- Excerpted records:

---

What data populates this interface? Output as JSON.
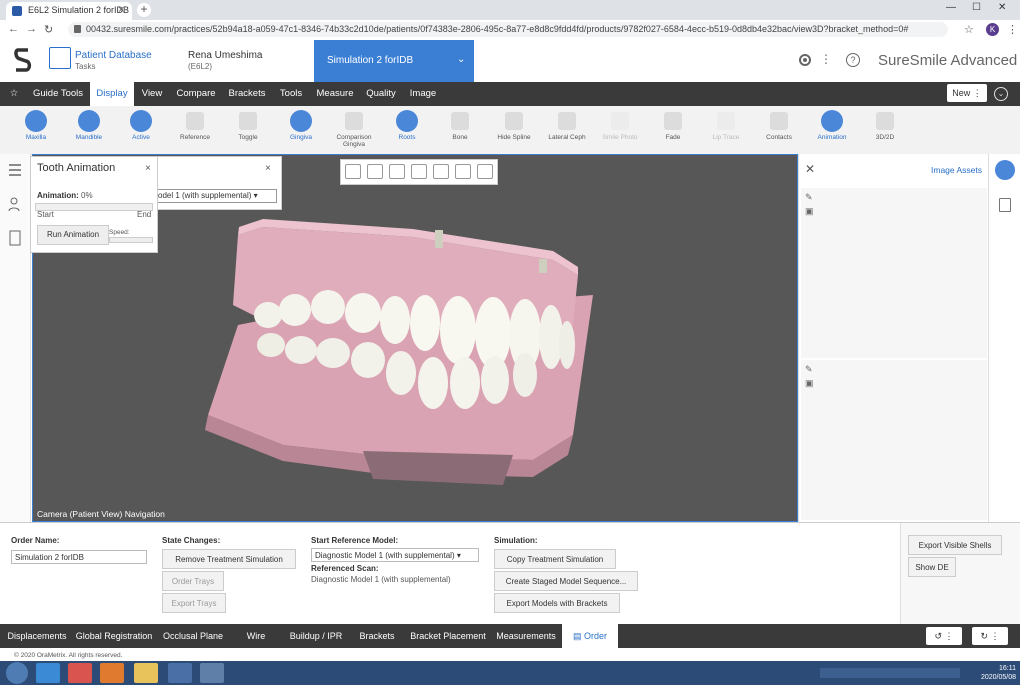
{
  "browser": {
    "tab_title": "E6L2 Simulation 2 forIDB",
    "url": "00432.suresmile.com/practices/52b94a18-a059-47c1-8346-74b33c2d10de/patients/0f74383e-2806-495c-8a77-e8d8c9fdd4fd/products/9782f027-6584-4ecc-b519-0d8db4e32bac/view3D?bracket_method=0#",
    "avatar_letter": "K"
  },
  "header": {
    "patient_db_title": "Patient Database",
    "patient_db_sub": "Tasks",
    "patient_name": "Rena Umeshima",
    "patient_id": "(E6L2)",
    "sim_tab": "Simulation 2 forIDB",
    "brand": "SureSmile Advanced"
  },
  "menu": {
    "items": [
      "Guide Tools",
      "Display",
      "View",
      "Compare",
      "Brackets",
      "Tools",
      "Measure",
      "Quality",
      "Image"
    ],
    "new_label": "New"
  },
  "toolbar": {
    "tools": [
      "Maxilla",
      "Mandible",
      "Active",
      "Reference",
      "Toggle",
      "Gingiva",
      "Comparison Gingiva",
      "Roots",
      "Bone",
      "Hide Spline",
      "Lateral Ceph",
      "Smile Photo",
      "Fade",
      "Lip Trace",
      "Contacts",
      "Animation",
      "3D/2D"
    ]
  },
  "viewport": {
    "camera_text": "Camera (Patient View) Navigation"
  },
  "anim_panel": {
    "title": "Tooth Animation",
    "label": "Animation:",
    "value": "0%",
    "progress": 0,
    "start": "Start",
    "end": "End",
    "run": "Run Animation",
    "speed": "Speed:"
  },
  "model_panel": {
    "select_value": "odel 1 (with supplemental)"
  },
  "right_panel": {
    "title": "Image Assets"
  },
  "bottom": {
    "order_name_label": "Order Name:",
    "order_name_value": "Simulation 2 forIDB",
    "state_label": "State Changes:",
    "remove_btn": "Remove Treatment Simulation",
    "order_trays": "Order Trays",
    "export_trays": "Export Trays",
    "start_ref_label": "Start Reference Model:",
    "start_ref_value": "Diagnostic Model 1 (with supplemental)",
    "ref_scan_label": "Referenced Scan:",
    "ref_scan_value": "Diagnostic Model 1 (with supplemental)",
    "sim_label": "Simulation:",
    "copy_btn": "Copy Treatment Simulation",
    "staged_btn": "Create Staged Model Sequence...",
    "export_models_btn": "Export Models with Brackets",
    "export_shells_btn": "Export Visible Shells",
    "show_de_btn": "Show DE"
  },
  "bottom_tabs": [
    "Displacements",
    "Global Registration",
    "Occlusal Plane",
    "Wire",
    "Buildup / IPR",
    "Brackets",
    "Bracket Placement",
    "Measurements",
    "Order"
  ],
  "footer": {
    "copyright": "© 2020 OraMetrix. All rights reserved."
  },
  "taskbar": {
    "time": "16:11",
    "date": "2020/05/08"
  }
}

---

- Directions for this task: Repeat the entries above exactly and skip the images.

- Reply to the task:
What data populates this interface? Output as JSON.
{
  "browser": {
    "tab_title": "E6L2 Simulation 2 forIDB",
    "url": "00432.suresmile.com/practices/52b94a18-a059-47c1-8346-74b33c2d10de/patients/0f74383e-2806-495c-8a77-e8d8c9fdd4fd/products/9782f027-6584-4ecc-b519-0d8db4e32bac/view3D?bracket_method=0#",
    "avatar_letter": "K"
  },
  "header": {
    "patient_db_title": "Patient Database",
    "patient_db_sub": "Tasks",
    "patient_name": "Rena Umeshima",
    "patient_id": "(E6L2)",
    "sim_tab": "Simulation 2 forIDB",
    "brand": "SureSmile Advanced"
  },
  "menu": {
    "items": [
      "Guide Tools",
      "Display",
      "View",
      "Compare",
      "Brackets",
      "Tools",
      "Measure",
      "Quality",
      "Image"
    ],
    "new_label": "New"
  },
  "toolbar": {
    "tools": [
      "Maxilla",
      "Mandible",
      "Active",
      "Reference",
      "Toggle",
      "Gingiva",
      "Comparison Gingiva",
      "Roots",
      "Bone",
      "Hide Spline",
      "Lateral Ceph",
      "Smile Photo",
      "Fade",
      "Lip Trace",
      "Contacts",
      "Animation",
      "3D/2D"
    ]
  },
  "viewport": {
    "camera_text": "Camera (Patient View) Navigation"
  },
  "anim_panel": {
    "title": "Tooth Animation",
    "label": "Animation:",
    "value": "0%",
    "progress": 0,
    "start": "Start",
    "end": "End",
    "run": "Run Animation",
    "speed": "Speed:"
  },
  "model_panel": {
    "select_value": "odel 1 (with supplemental)"
  },
  "right_panel": {
    "title": "Image Assets"
  },
  "bottom": {
    "order_name_label": "Order Name:",
    "order_name_value": "Simulation 2 forIDB",
    "state_label": "State Changes:",
    "remove_btn": "Remove Treatment Simulation",
    "order_trays": "Order Trays",
    "export_trays": "Export Trays",
    "start_ref_label": "Start Reference Model:",
    "start_ref_value": "Diagnostic Model 1 (with supplemental)",
    "ref_scan_label": "Referenced Scan:",
    "ref_scan_value": "Diagnostic Model 1 (with supplemental)",
    "sim_label": "Simulation:",
    "copy_btn": "Copy Treatment Simulation",
    "staged_btn": "Create Staged Model Sequence...",
    "export_models_btn": "Export Models with Brackets",
    "export_shells_btn": "Export Visible Shells",
    "show_de_btn": "Show DE"
  },
  "bottom_tabs": [
    "Displacements",
    "Global Registration",
    "Occlusal Plane",
    "Wire",
    "Buildup / IPR",
    "Brackets",
    "Bracket Placement",
    "Measurements",
    "Order"
  ],
  "footer": {
    "copyright": "© 2020 OraMetrix. All rights reserved."
  },
  "taskbar": {
    "time": "16:11",
    "date": "2020/05/08"
  }
}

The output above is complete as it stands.